# START OF Data records

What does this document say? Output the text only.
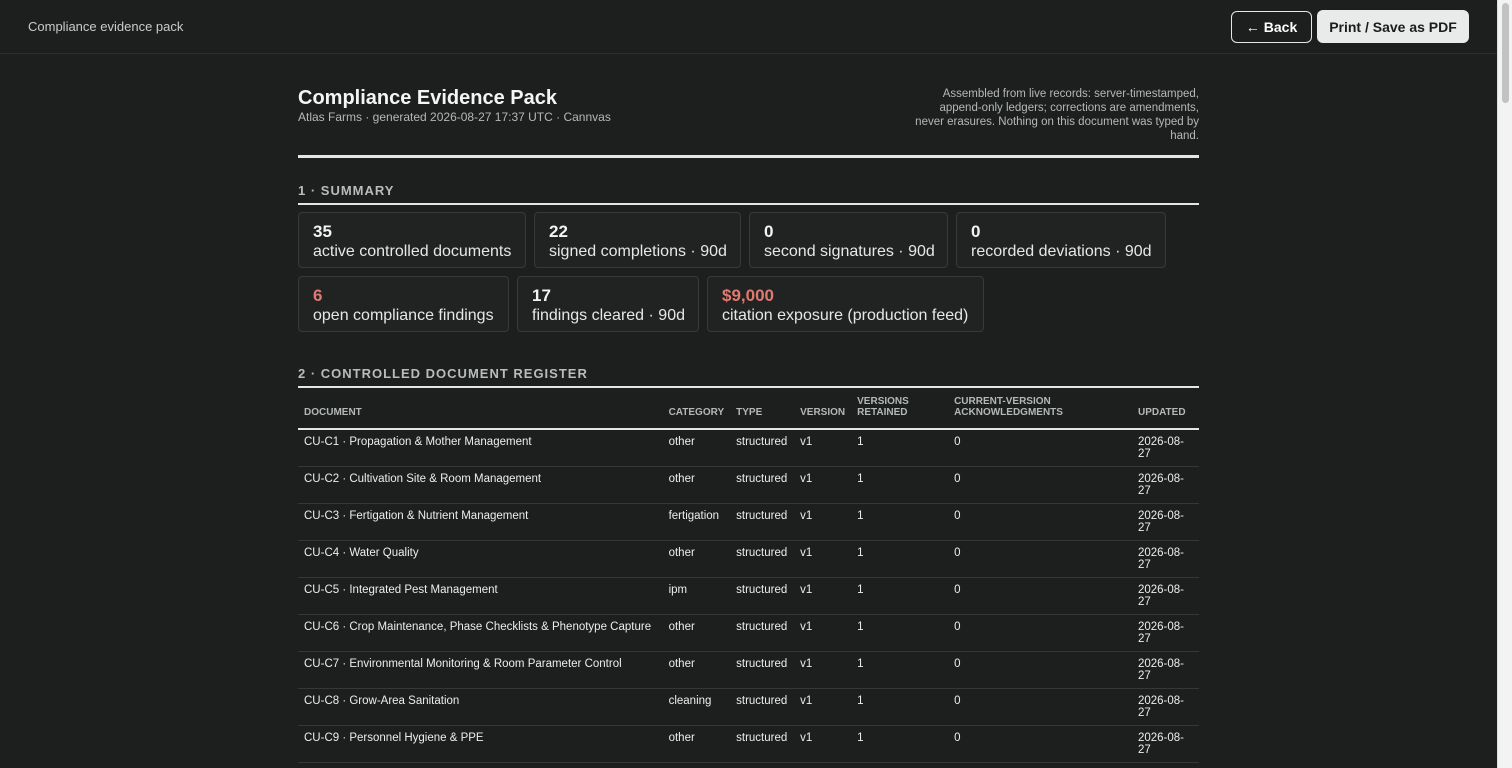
Compliance evidence pack	← Back	Print / Save as PDF
Compliance Evidence Pack
Atlas Farms · generated 2026-08-27 17:37 UTC · Cannvas
Assembled from live records: server-timestamped, append-only ledgers; corrections are amendments, never erasures. Nothing on this document was typed by hand.
1 · SUMMARY
35
active controlled documents
22
signed completions · 90d
0
second signatures · 90d
0
recorded deviations · 90d
6
open compliance findings
17
findings cleared · 90d
$9,000
citation exposure (production feed)
2 · CONTROLLED DOCUMENT REGISTER
DOCUMENT	CATEGORY	TYPE	VERSION	VERSIONS RETAINED	CURRENT-VERSION ACKNOWLEDGMENTS	UPDATED
CU-C1 · Propagation & Mother Management	other	structured	v1	1	0	2026-08-27
CU-C2 · Cultivation Site & Room Management	other	structured	v1	1	0	2026-08-27
CU-C3 · Fertigation & Nutrient Management	fertigation	structured	v1	1	0	2026-08-27
CU-C4 · Water Quality	other	structured	v1	1	0	2026-08-27
CU-C5 · Integrated Pest Management	ipm	structured	v1	1	0	2026-08-27
CU-C6 · Crop Maintenance, Phase Checklists & Phenotype Capture	other	structured	v1	1	0	2026-08-27
CU-C7 · Environmental Monitoring & Room Parameter Control	other	structured	v1	1	0	2026-08-27
CU-C8 · Grow-Area Sanitation	cleaning	structured	v1	1	0	2026-08-27
CU-C9 · Personnel Hygiene & PPE	other	structured	v1	1	0	2026-08-27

# END OF Data records

Using the material above, gather every line that includes "Room".

Output of the task:
CU-C2 · Cultivation Site & Room Management	other	structured	v1	1	0	2026-08-27
CU-C7 · Environmental Monitoring & Room Parameter Control	other	structured	v1	1	0	2026-08-27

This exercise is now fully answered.